Data items –
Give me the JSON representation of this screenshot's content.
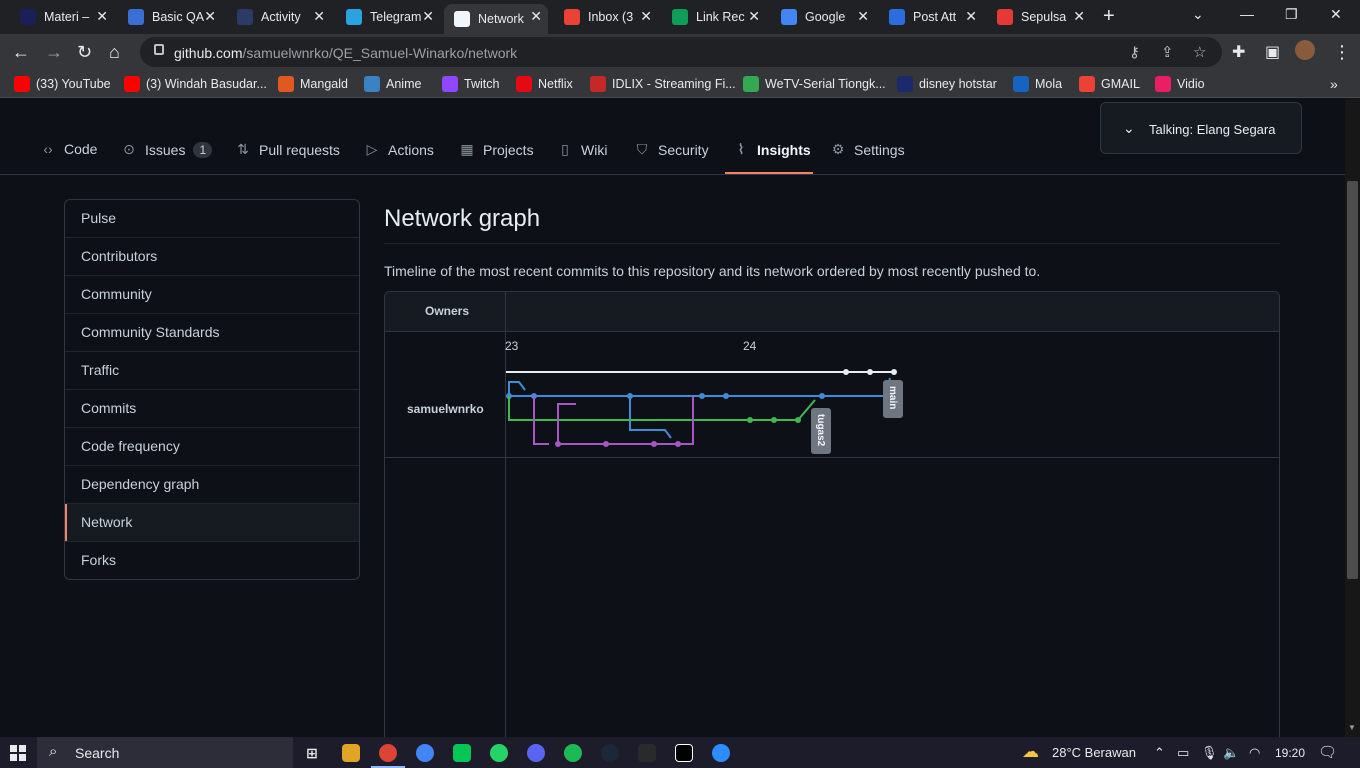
{
  "browser": {
    "tabs": [
      {
        "label": "Materi – ",
        "icon_color": "#1a1f5a"
      },
      {
        "label": "Basic QA",
        "icon_color": "#3b6fd6"
      },
      {
        "label": "Activity",
        "icon_color": "#2b3a67"
      },
      {
        "label": "Telegram",
        "icon_color": "#2aa3e0"
      },
      {
        "label": "Network",
        "icon_color": "#f0f6fc"
      },
      {
        "label": "Inbox (3",
        "icon_color": "#ea4335"
      },
      {
        "label": "Link Rec",
        "icon_color": "#0f9d58"
      },
      {
        "label": "Google",
        "icon_color": "#4285f4"
      },
      {
        "label": "Post Att",
        "icon_color": "#2d6cdf"
      },
      {
        "label": "Sepulsa",
        "icon_color": "#e53935"
      }
    ],
    "url_host": "github.com",
    "url_path": "/samuelwnrko/QE_Samuel-Winarko/network",
    "bookmarks": [
      {
        "label": "(33) YouTube",
        "icon_color": "#ff0000"
      },
      {
        "label": "(3) Windah Basudar...",
        "icon_color": "#ff0000"
      },
      {
        "label": "Mangald",
        "icon_color": "#e25822"
      },
      {
        "label": "Anime",
        "icon_color": "#3b82c4"
      },
      {
        "label": "Twitch",
        "icon_color": "#9146ff"
      },
      {
        "label": "Netflix",
        "icon_color": "#e50914"
      },
      {
        "label": "IDLIX - Streaming Fi...",
        "icon_color": "#c62828"
      },
      {
        "label": "WeTV-Serial Tiongk...",
        "icon_color": "#34a853"
      },
      {
        "label": "disney hotstar",
        "icon_color": "#1b2a6b"
      },
      {
        "label": "Mola",
        "icon_color": "#1565c0"
      },
      {
        "label": "GMAIL",
        "icon_color": "#ea4335"
      },
      {
        "label": "Vidio",
        "icon_color": "#e91e63"
      }
    ]
  },
  "repo_nav": {
    "items": [
      {
        "label": "Code",
        "icon": "code-icon"
      },
      {
        "label": "Issues",
        "icon": "issue-icon",
        "count": "1"
      },
      {
        "label": "Pull requests",
        "icon": "pull-request-icon"
      },
      {
        "label": "Actions",
        "icon": "play-icon"
      },
      {
        "label": "Projects",
        "icon": "table-icon"
      },
      {
        "label": "Wiki",
        "icon": "book-icon"
      },
      {
        "label": "Security",
        "icon": "shield-icon"
      },
      {
        "label": "Insights",
        "icon": "graph-icon",
        "active": true
      },
      {
        "label": "Settings",
        "icon": "gear-icon"
      }
    ]
  },
  "talking_popup": "Talking: Elang Segara",
  "sidebar": {
    "items": [
      {
        "label": "Pulse"
      },
      {
        "label": "Contributors"
      },
      {
        "label": "Community"
      },
      {
        "label": "Community Standards"
      },
      {
        "label": "Traffic"
      },
      {
        "label": "Commits"
      },
      {
        "label": "Code frequency"
      },
      {
        "label": "Dependency graph"
      },
      {
        "label": "Network",
        "selected": true
      },
      {
        "label": "Forks"
      }
    ]
  },
  "main": {
    "title": "Network graph",
    "description": "Timeline of the most recent commits to this repository and its network ordered by most recently pushed to.",
    "owners_label": "Owners",
    "owner": "samuelwnrko",
    "dates": [
      "23",
      "24"
    ],
    "branches": [
      {
        "name": "main",
        "color": "#3f8dd6"
      },
      {
        "name": "tugas2",
        "color": "#3fb950"
      }
    ],
    "line_colors": {
      "white": "#e6edf3",
      "blue": "#3f8dd6",
      "green": "#3fb950",
      "purple": "#a855c7"
    }
  },
  "taskbar": {
    "search": "Search",
    "weather": "28°C  Berawan",
    "time": "19:20"
  }
}
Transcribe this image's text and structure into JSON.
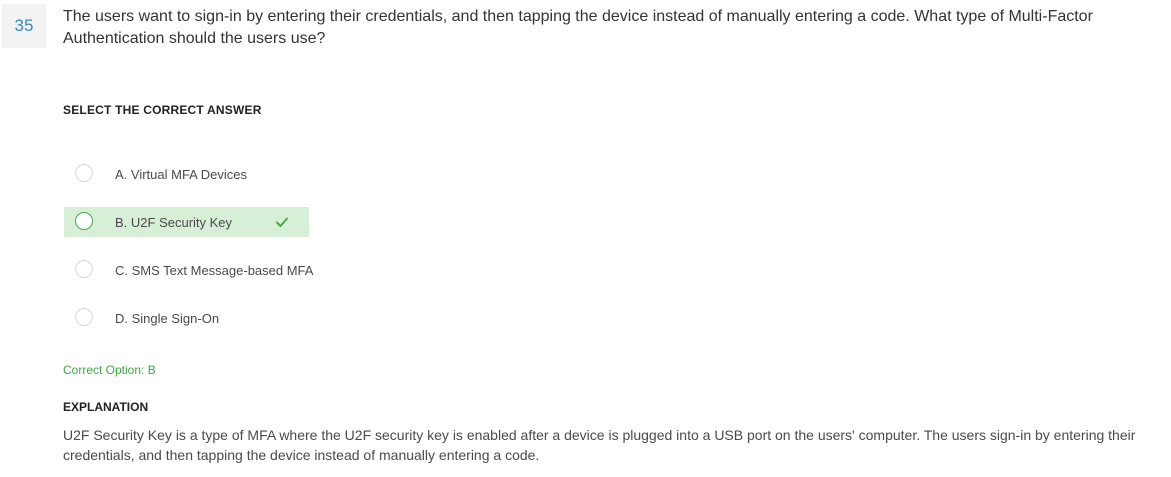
{
  "question": {
    "number": "35",
    "text": "The users want to sign-in by entering their credentials, and then tapping the device instead of manually entering a code. What type of Multi-Factor Authentication should the users use?"
  },
  "answers": {
    "heading": "SELECT THE CORRECT ANSWER",
    "options": [
      {
        "label": "A. Virtual MFA Devices"
      },
      {
        "label": "B. U2F Security Key"
      },
      {
        "label": "C. SMS Text Message-based MFA"
      },
      {
        "label": "D. Single Sign-On"
      }
    ]
  },
  "result": {
    "correct_option": "Correct Option: B"
  },
  "explanation": {
    "heading": "EXPLANATION",
    "text": "U2F Security Key is a type of MFA where the U2F security key is enabled after a device is plugged into a USB port on the users' computer. The users sign-in by entering their credentials, and then tapping the device instead of manually entering a code."
  },
  "colors": {
    "question_number": "#3a87c8",
    "correct_highlight": "#d6efd6",
    "correct_text": "#3fa745"
  },
  "icons": {
    "correct_mark": "check-icon",
    "option_selector": "radio-icon"
  }
}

Set task – Pull out each line of the records holding the string "tapping".

Answer to the problem –
    "text": "The users want to sign-in by entering their credentials, and then tapping the device instead of manually entering a code. What type of Multi-Factor Authentication should the users use?"
    "text": "U2F Security Key is a type of MFA where the U2F security key is enabled after a device is plugged into a USB port on the users' computer. The users sign-in by entering their credentials, and then tapping the device instead of manually entering a code."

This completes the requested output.